• [Goal of the exercise]:
Wherever the string "zakresu" appears in the listing, copy that line.

• [Entries shown]:
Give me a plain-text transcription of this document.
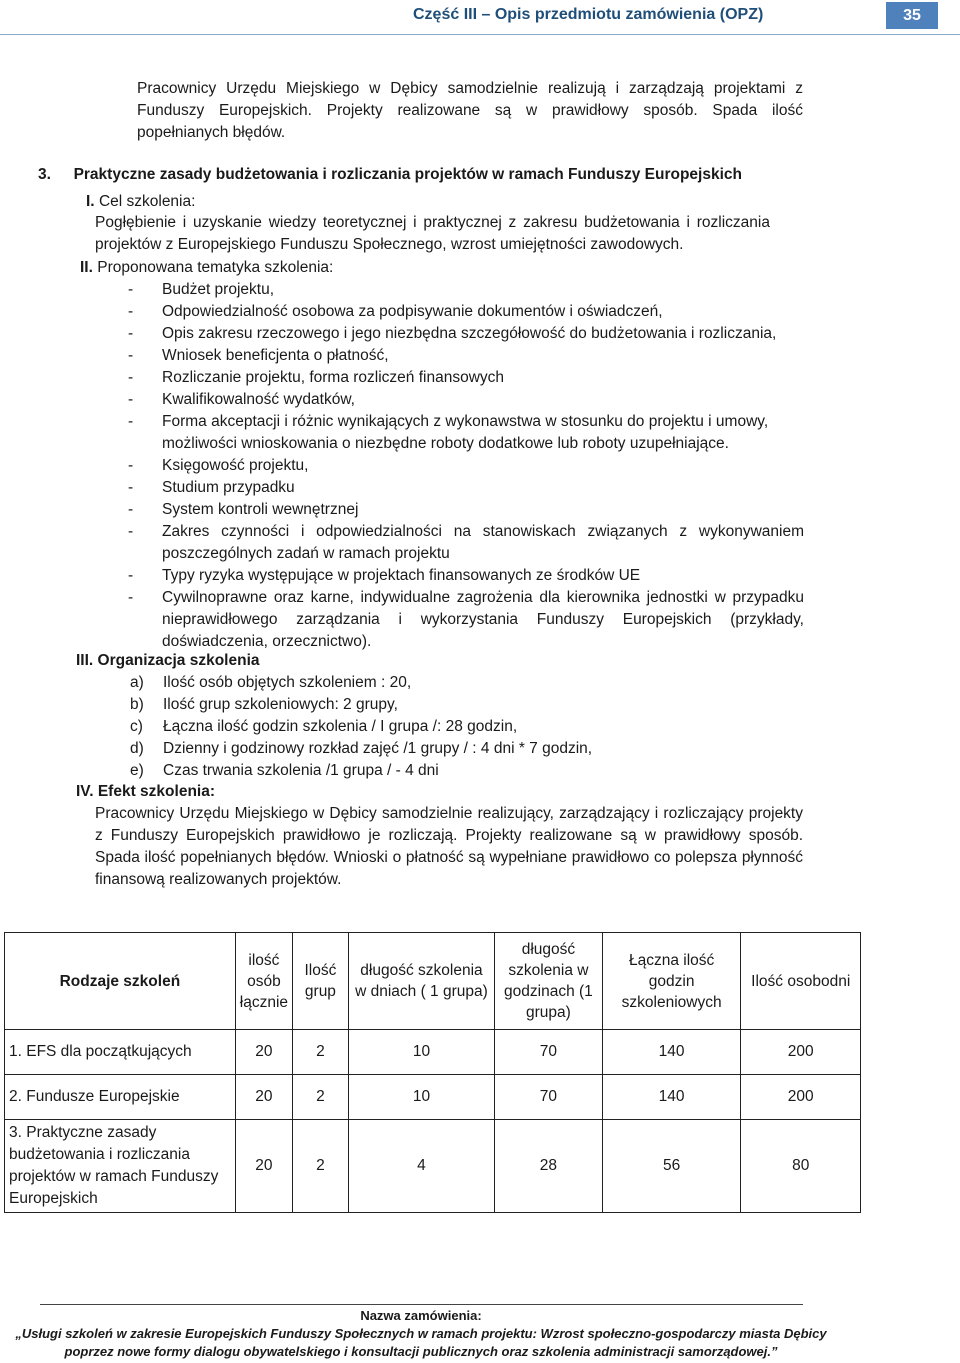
Część III – Opis przedmiotu zamówienia (OPZ)	35
Pracownicy Urzędu Miejskiego w Dębicy samodzielnie realizują i zarządzają projektami z Funduszy Europejskich. Projekty realizowane są w prawidłowy sposób. Spada ilość popełnianych błędów.
3. Praktyczne zasady budżetowania i rozliczania projektów w ramach Funduszy Europejskich
I. Cel szkolenia:
Pogłębienie i uzyskanie wiedzy teoretycznej i praktycznej z zakresu budżetowania i rozliczania projektów z Europejskiego Funduszu Społecznego, wzrost umiejętności zawodowych.
II. Proponowana tematyka szkolenia:
- Budżet projektu,
- Odpowiedzialność osobowa za podpisywanie dokumentów i oświadczeń,
- Opis zakresu rzeczowego i jego niezbędna szczegółowość do budżetowania i rozliczania,
- Wniosek beneficjenta o płatność,
- Rozliczanie projektu, forma rozliczeń finansowych
- Kwalifikowalność wydatków,
- Forma akceptacji i różnic wynikających z wykonawstwa w stosunku do projektu i umowy, możliwości wnioskowania o niezbędne roboty dodatkowe lub roboty uzupełniające.
- Księgowość projektu,
- Studium przypadku
- System kontroli wewnętrznej
- Zakres czynności i odpowiedzialności na stanowiskach związanych z wykonywaniem poszczególnych zadań w ramach projektu
- Typy ryzyka występujące w projektach finansowanych ze środków UE
- Cywilnoprawne oraz karne, indywidualne zagrożenia dla kierownika jednostki w przypadku nieprawidłowego zarządzania i wykorzystania Funduszy Europejskich (przykłady, doświadczenia, orzecznictwo).
III. Organizacja szkolenia
a) Ilość osób objętych szkoleniem : 20,
b) Ilość grup szkoleniowych: 2 grupy,
c) Łączna ilość godzin szkolenia / I grupa /: 28 godzin,
d) Dzienny i godzinowy rozkład zajęć /1 grupy / : 4 dni * 7 godzin,
e) Czas trwania szkolenia /1 grupa / - 4 dni
IV. Efekt szkolenia:
Pracownicy Urzędu Miejskiego w Dębicy samodzielnie realizujący, zarządzający i rozliczający projekty z Funduszy Europejskich prawidłowo je rozliczają. Projekty realizowane są w prawidłowy sposób. Spada ilość popełnianych błędów. Wnioski o płatność są wypełniane prawidłowo co polepsza płynność finansową realizowanych projektów.
Rodzaje szkoleń	ilość osób łącznie	Ilość grup	długość szkolenia w dniach ( 1 grupa)	długość szkolenia w godzinach (1 grupa)	Łączna ilość godzin szkoleniowych	Ilość osobodni
1. EFS dla początkujących	20	2	10	70	140	200
2. Fundusze Europejskie	20	2	10	70	140	200
3. Praktyczne zasady budżetowania i rozliczania projektów w ramach Funduszy Europejskich	20	2	4	28	56	80
Nazwa zamówienia:
„Usługi szkoleń w zakresie Europejskich Funduszy Społecznych w ramach projektu: Wzrost społeczno-gospodarczy miasta Dębicy poprzez nowe formy dialogu obywatelskiego i konsultacji publicznych oraz szkolenia administracji samorządowej.”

• [Response to this exercise]:
Pogłębienie i uzyskanie wiedzy teoretycznej i praktycznej z zakresu budżetowania i rozliczania projektów z Europejskiego Funduszu Społecznego, wzrost umiejętności zawodowych.
- Opis zakresu rzeczowego i jego niezbędna szczegółowość do budżetowania i rozliczania,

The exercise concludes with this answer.